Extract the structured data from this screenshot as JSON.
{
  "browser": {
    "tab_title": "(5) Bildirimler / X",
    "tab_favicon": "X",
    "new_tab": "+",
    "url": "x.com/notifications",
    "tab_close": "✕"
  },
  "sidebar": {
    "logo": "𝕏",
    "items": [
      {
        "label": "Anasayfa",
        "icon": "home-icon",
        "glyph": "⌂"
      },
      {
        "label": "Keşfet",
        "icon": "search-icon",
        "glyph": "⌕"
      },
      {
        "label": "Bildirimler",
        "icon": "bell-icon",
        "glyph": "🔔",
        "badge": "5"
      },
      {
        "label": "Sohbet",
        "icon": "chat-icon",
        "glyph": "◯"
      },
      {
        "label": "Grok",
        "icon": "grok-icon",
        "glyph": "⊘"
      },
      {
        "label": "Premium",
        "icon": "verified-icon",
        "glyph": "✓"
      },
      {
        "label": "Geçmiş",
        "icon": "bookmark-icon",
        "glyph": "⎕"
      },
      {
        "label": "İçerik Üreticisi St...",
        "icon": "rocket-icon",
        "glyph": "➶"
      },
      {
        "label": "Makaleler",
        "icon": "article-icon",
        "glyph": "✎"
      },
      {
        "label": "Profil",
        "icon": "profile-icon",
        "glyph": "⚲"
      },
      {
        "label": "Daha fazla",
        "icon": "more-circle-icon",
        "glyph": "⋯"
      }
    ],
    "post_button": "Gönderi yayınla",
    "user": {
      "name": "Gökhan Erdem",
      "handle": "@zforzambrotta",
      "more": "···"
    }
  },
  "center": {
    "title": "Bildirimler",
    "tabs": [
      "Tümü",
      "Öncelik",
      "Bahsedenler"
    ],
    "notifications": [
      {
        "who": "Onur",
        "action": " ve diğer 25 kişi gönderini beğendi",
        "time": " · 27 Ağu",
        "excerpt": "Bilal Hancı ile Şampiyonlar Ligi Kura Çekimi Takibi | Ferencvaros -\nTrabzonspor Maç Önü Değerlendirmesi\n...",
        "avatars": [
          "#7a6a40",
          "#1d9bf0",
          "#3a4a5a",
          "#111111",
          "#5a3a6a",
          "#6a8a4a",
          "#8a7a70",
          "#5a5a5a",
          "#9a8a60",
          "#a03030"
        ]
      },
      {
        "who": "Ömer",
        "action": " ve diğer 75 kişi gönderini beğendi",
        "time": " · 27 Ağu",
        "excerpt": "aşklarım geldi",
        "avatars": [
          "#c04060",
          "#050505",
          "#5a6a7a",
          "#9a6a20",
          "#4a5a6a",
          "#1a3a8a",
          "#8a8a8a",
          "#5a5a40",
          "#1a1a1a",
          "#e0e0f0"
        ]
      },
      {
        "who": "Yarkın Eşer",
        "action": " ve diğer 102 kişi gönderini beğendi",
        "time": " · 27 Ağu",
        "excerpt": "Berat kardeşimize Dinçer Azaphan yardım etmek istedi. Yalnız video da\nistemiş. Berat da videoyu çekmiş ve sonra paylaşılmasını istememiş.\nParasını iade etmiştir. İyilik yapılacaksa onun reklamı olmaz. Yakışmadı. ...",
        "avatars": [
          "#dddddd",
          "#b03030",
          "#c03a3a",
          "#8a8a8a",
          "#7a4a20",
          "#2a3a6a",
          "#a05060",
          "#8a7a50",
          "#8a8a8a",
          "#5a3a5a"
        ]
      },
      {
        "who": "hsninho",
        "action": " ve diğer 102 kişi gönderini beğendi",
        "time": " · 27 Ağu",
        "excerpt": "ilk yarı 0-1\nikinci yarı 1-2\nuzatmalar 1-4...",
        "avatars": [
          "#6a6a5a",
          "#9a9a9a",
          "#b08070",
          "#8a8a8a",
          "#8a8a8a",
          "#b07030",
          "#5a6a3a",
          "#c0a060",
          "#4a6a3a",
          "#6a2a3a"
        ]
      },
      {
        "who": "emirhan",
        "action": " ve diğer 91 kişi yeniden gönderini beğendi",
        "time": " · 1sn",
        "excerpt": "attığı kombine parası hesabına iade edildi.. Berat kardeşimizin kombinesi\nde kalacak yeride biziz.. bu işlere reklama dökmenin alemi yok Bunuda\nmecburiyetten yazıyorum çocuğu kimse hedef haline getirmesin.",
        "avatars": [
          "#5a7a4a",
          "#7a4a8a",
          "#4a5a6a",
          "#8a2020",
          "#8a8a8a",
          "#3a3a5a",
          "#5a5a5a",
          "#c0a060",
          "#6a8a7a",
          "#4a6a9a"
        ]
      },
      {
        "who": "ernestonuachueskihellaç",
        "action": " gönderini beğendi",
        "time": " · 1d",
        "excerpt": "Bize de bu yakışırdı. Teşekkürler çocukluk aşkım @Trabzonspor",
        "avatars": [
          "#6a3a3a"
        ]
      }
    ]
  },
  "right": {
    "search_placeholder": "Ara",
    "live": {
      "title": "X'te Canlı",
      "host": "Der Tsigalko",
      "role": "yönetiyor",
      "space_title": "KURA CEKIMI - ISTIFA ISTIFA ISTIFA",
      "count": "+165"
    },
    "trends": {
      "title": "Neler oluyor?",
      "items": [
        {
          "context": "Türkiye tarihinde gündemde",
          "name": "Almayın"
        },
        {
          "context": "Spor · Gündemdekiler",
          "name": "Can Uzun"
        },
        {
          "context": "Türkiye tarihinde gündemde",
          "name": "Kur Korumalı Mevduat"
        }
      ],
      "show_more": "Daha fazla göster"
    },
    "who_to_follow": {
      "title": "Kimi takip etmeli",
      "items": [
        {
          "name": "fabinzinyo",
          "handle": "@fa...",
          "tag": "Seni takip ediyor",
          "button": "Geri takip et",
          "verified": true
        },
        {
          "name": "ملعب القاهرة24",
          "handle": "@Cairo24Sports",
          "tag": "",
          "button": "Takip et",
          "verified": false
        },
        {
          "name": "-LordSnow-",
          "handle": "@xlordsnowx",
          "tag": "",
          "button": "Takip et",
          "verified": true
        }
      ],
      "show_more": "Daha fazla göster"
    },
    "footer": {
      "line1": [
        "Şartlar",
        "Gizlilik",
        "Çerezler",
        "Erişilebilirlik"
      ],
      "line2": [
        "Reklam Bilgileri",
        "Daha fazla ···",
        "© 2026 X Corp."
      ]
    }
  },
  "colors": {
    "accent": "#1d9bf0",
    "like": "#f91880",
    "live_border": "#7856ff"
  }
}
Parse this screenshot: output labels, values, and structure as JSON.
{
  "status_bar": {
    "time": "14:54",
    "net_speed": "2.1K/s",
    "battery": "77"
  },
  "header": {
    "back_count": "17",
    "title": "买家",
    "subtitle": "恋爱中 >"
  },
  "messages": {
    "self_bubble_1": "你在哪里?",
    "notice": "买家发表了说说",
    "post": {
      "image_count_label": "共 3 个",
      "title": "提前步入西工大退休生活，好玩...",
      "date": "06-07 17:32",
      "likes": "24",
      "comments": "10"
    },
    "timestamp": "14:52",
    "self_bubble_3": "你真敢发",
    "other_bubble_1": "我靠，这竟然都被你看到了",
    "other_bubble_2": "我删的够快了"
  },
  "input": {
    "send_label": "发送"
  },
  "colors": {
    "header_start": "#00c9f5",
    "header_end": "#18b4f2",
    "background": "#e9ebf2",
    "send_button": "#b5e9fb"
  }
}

## [Task requirements]
Set down exactly what runs from the line with "Parse this screenshot: output" to the last line of the data above, including both of those lines and no others.

## [Final result]
Parse this screenshot: output labels, values, and structure as JSON.
{
  "status_bar": {
    "time": "14:54",
    "net_speed": "2.1K/s",
    "battery": "77"
  },
  "header": {
    "back_count": "17",
    "title": "买家",
    "subtitle": "恋爱中 >"
  },
  "messages": {
    "self_bubble_1": "你在哪里?",
    "notice": "买家发表了说说",
    "post": {
      "image_count_label": "共 3 个",
      "title": "提前步入西工大退休生活，好玩...",
      "date": "06-07 17:32",
      "likes": "24",
      "comments": "10"
    },
    "timestamp": "14:52",
    "self_bubble_3": "你真敢发",
    "other_bubble_1": "我靠，这竟然都被你看到了",
    "other_bubble_2": "我删的够快了"
  },
  "input": {
    "send_label": "发送"
  },
  "colors": {
    "header_start": "#00c9f5",
    "header_end": "#18b4f2",
    "background": "#e9ebf2",
    "send_button": "#b5e9fb"
  }
}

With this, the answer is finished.